To be done »
Copy all lines of the listing that include the string "title".

Material provided »
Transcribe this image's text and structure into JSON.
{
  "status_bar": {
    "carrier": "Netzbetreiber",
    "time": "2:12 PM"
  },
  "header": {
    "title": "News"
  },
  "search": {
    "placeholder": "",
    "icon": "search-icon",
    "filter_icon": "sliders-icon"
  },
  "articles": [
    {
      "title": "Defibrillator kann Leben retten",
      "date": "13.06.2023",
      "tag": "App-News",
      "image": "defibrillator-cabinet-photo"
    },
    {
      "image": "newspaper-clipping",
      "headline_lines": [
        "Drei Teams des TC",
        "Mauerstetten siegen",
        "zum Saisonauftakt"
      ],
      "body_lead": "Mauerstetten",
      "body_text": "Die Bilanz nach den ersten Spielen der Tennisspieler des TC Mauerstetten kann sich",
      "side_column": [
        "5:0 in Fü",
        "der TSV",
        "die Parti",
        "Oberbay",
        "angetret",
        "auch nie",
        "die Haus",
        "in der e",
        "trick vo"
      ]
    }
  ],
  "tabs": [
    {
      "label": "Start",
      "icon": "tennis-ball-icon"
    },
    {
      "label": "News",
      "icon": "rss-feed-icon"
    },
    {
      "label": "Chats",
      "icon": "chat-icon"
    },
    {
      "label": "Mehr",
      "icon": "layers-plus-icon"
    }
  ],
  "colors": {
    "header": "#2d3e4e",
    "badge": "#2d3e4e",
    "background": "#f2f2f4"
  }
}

Full response »
    "title": "News"
      "title": "Defibrillator kann Leben retten",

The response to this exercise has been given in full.